Show all lines holding "label".
──────── Supplied data ────────
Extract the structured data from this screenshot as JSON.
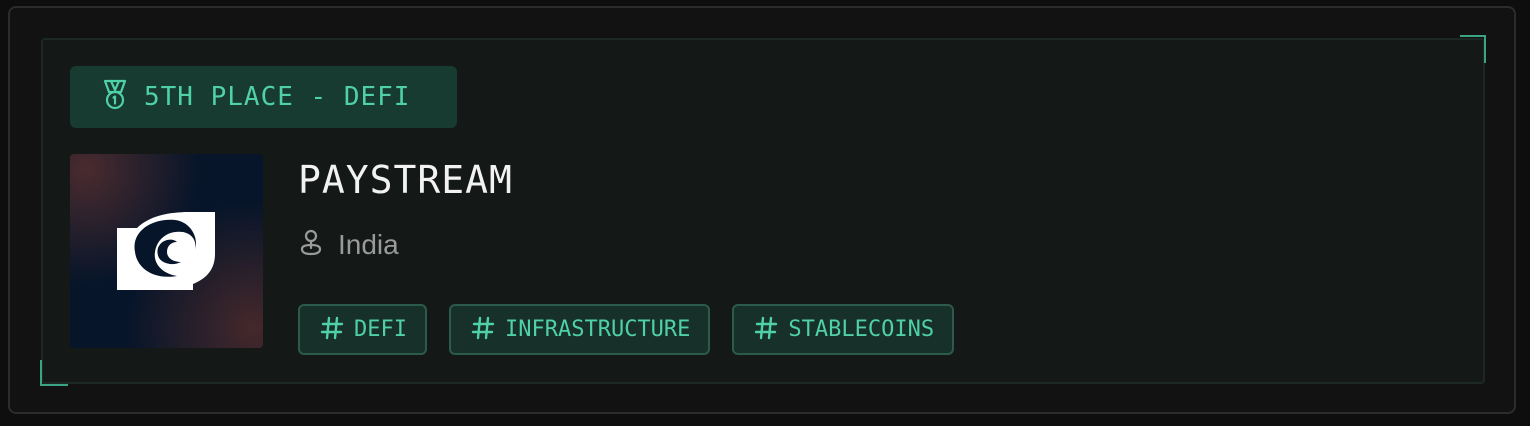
{
  "placement": {
    "label": "5TH PLACE - DEFI",
    "icon": "medal-icon"
  },
  "project": {
    "name": "PAYSTREAM",
    "logo": "paystream-logo",
    "location": "India",
    "location_icon": "map-pin-icon"
  },
  "tags": [
    {
      "label": "DEFI",
      "icon": "hash-icon"
    },
    {
      "label": "INFRASTRUCTURE",
      "icon": "hash-icon"
    },
    {
      "label": "STABLECOINS",
      "icon": "hash-icon"
    }
  ],
  "colors": {
    "accent": "#4fd1a5",
    "badge_bg": "#173b31",
    "card_bg": "#141917",
    "page_bg": "#0e0e0e"
  }
}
────────
The reply>
    "label": "5TH PLACE - DEFI",
      "label": "DEFI",
      "label": "INFRASTRUCTURE",
      "label": "STABLECOINS",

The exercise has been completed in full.